--- Exercise input ---
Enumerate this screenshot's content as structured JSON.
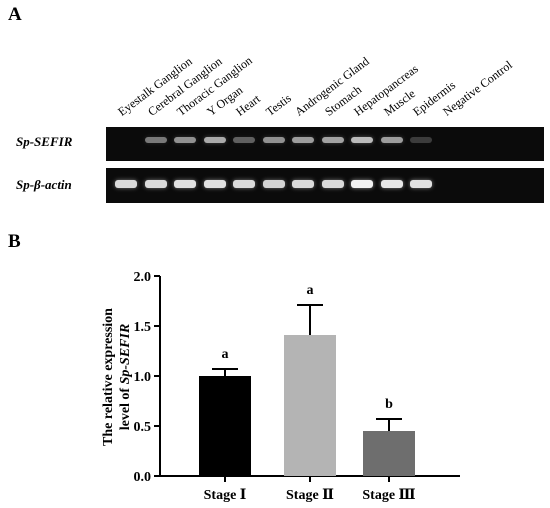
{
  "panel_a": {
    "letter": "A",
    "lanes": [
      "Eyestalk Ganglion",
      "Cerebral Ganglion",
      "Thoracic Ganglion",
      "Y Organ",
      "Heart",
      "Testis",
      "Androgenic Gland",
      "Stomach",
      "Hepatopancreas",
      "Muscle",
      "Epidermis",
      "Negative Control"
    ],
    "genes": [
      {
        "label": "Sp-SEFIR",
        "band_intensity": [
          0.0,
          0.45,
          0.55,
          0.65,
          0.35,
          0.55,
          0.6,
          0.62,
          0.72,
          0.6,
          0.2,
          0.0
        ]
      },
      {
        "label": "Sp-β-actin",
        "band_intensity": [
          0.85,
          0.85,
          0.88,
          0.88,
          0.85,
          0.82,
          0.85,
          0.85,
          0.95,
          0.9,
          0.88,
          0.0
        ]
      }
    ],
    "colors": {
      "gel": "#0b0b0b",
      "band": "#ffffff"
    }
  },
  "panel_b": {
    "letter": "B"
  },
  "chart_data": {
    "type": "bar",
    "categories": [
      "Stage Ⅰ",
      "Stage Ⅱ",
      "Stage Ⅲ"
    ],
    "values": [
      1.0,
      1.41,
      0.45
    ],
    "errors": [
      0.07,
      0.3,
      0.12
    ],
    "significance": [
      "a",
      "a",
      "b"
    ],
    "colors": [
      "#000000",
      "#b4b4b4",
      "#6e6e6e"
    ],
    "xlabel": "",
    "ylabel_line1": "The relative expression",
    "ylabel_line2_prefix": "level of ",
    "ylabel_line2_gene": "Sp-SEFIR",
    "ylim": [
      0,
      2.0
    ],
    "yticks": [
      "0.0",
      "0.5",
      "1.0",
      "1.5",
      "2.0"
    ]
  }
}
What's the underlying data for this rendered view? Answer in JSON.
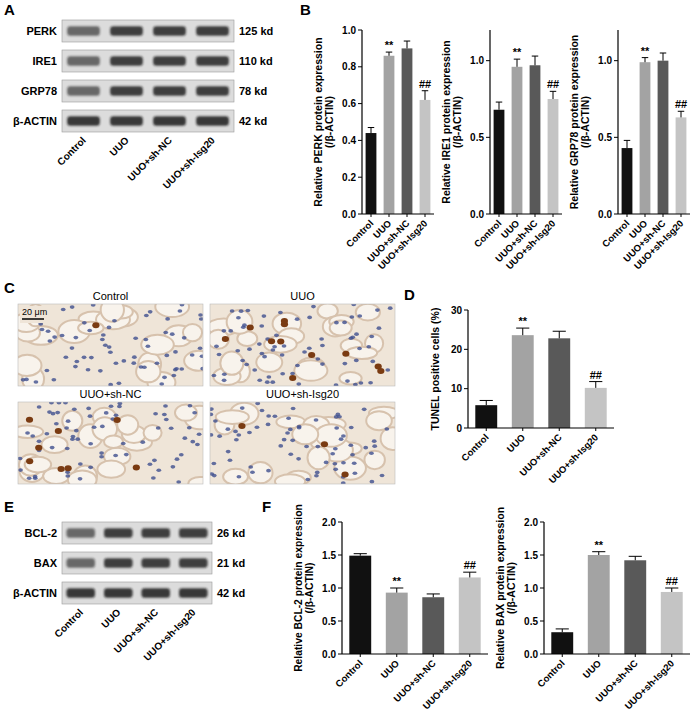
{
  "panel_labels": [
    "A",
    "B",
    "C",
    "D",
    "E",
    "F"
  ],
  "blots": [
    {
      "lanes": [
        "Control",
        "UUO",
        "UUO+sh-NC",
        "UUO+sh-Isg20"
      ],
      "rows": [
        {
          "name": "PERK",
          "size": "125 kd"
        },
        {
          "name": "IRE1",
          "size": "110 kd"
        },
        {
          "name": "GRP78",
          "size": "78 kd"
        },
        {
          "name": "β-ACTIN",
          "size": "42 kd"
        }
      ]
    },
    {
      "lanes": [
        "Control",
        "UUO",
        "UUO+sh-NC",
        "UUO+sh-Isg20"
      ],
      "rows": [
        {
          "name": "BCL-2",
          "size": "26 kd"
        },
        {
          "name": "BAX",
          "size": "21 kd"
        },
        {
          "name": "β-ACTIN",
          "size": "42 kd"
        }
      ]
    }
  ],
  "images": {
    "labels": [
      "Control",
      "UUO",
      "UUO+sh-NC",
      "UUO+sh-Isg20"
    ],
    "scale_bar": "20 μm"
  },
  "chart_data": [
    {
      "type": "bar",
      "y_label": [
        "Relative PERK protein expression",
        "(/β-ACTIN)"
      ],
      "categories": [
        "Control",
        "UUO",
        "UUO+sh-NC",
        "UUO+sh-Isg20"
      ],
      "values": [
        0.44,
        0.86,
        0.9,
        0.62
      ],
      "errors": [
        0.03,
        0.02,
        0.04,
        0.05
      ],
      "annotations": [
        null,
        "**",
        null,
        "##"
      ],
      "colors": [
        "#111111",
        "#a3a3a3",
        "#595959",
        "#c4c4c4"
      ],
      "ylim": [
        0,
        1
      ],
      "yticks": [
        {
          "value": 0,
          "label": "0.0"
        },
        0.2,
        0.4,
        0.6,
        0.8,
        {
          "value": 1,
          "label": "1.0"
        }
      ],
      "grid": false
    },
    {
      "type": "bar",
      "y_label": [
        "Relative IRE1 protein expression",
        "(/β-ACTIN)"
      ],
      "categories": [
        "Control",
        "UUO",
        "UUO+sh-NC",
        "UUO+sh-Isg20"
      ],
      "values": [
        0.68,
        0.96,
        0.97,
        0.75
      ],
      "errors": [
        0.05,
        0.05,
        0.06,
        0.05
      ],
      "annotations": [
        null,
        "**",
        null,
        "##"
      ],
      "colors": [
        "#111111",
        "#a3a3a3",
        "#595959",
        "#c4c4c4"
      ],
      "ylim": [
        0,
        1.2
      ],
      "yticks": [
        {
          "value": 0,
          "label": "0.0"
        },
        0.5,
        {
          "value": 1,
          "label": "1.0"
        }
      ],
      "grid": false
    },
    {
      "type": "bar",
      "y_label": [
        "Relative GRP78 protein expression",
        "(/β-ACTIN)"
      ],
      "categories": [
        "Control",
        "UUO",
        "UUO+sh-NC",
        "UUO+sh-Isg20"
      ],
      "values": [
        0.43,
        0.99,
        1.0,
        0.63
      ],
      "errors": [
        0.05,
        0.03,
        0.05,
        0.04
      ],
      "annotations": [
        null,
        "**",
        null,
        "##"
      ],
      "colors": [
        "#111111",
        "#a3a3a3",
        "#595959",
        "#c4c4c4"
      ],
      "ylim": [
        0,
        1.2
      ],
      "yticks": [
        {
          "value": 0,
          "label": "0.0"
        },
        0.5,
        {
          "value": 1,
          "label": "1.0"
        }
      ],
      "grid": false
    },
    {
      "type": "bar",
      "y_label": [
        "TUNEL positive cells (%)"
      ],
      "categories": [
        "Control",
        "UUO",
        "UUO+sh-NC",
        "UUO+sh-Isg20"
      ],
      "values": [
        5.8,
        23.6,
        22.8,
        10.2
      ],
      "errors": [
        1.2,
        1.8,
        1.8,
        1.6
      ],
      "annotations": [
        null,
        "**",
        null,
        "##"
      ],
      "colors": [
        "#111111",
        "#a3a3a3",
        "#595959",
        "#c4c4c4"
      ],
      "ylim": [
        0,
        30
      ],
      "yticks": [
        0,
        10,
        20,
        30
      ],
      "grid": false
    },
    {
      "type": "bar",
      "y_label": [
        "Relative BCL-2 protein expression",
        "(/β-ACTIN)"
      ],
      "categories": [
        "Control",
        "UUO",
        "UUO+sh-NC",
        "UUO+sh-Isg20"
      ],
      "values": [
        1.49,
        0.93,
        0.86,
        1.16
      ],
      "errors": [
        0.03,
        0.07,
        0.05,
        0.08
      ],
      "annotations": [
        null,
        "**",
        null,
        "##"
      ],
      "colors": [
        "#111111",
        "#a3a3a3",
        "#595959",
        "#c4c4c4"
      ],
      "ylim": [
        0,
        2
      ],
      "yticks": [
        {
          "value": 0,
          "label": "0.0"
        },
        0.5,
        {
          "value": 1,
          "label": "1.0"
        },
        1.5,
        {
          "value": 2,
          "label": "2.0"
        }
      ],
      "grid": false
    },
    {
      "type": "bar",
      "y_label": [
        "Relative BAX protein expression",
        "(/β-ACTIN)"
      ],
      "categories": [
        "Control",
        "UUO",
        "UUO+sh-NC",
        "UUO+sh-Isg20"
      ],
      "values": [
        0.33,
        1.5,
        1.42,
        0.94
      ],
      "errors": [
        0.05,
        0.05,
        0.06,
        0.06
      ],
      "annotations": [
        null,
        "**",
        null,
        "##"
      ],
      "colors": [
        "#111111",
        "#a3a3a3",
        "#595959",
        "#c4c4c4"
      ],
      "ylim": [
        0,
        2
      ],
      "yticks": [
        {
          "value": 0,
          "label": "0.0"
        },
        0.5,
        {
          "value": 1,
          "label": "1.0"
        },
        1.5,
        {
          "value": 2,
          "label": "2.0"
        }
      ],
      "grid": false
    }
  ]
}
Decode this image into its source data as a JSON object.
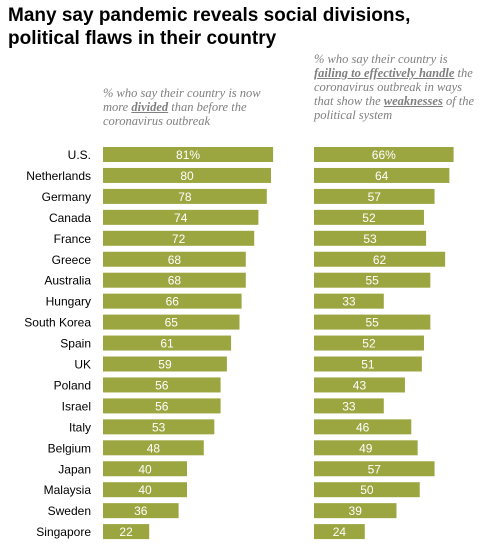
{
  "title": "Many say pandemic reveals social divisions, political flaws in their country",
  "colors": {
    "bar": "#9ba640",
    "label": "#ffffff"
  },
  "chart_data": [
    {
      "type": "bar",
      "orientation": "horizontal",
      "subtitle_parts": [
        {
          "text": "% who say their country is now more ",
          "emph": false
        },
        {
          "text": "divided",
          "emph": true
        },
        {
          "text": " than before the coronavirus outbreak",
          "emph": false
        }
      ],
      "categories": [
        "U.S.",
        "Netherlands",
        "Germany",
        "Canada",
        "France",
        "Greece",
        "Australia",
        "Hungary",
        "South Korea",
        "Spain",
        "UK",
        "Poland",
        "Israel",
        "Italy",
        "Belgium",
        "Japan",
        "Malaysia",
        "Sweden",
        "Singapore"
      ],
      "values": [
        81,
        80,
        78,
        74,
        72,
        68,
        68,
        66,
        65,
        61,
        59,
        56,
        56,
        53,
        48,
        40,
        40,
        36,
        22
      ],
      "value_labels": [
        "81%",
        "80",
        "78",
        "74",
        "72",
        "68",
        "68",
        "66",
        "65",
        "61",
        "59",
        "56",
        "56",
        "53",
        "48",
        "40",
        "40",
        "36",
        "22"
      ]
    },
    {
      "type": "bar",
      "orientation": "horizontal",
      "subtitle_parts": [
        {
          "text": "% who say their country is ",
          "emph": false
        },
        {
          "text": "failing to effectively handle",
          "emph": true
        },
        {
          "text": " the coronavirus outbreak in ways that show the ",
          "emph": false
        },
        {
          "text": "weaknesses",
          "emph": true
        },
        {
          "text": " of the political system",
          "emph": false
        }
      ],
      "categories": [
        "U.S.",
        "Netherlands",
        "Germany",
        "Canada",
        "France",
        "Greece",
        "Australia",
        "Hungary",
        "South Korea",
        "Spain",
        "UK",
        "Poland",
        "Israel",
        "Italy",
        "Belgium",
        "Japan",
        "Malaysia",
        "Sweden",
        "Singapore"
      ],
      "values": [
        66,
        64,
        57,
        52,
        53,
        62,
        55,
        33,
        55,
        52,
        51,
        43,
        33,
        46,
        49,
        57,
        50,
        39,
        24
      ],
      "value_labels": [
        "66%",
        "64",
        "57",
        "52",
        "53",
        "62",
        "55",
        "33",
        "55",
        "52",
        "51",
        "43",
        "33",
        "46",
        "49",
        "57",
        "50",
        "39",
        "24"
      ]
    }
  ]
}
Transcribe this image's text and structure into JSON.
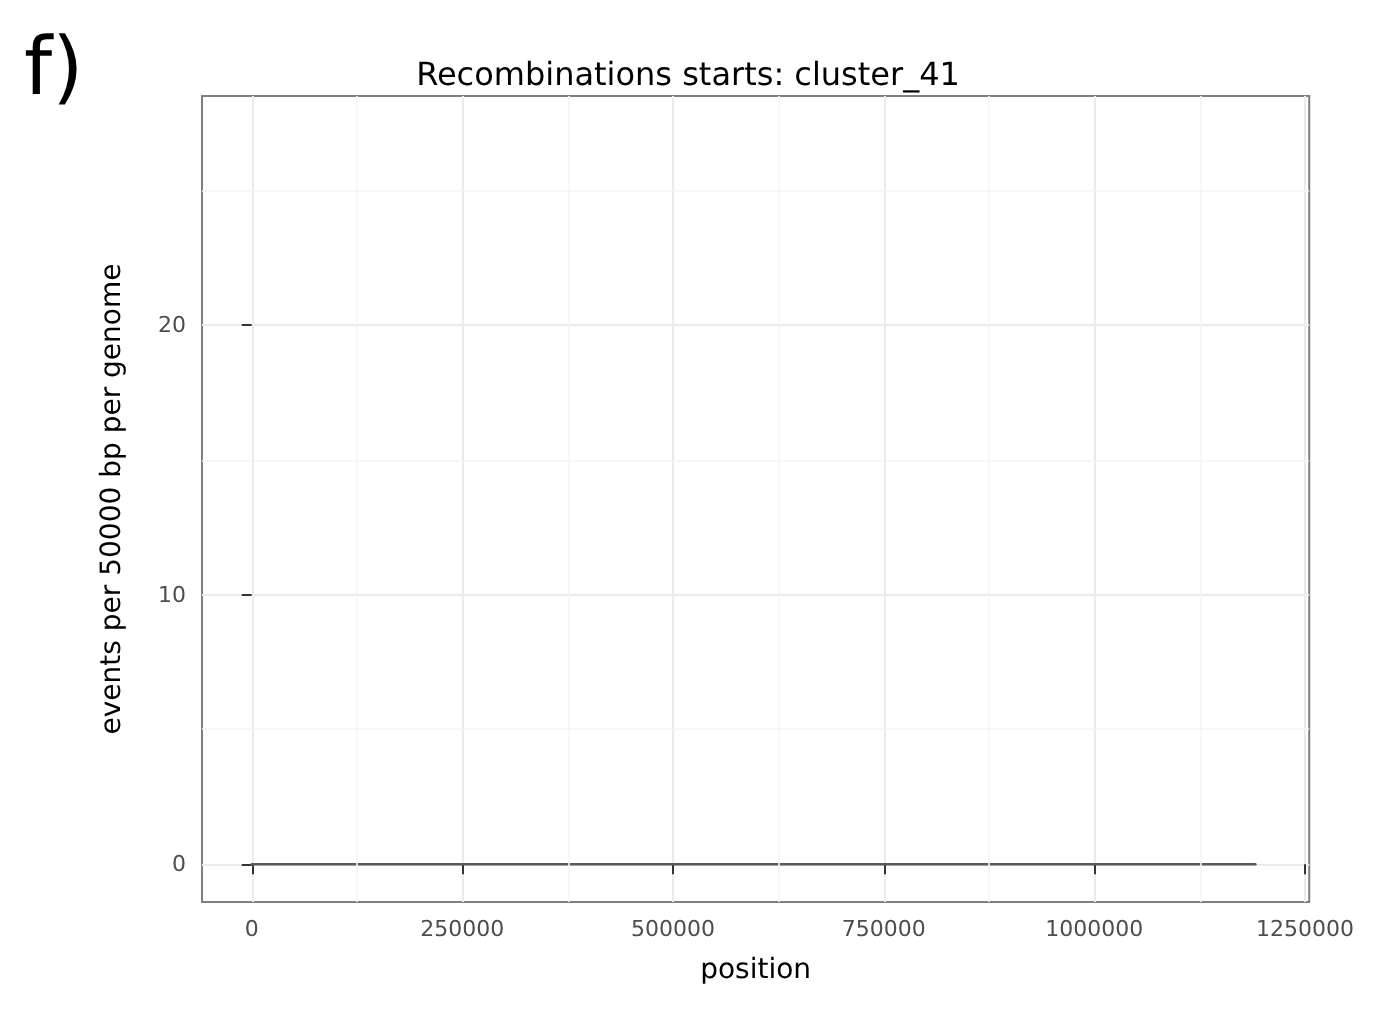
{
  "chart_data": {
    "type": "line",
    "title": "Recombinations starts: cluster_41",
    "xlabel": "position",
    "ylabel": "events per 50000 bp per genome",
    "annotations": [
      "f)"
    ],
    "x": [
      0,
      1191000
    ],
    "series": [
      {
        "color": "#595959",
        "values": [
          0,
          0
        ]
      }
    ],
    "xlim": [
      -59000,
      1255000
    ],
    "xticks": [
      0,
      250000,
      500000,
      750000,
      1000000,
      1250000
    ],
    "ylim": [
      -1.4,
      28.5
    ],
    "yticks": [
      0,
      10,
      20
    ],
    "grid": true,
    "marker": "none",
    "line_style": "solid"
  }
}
---
Your goal: Find "protein" in the preceding records. Copy each line that holds it.

Task response:
        "Relative PERK protein expression",
        "Relative IRE1 protein expression",
        "Relative GRP78 protein expression",
        "Relative BCL-2 protein expression",
        "Relative BAX protein expression",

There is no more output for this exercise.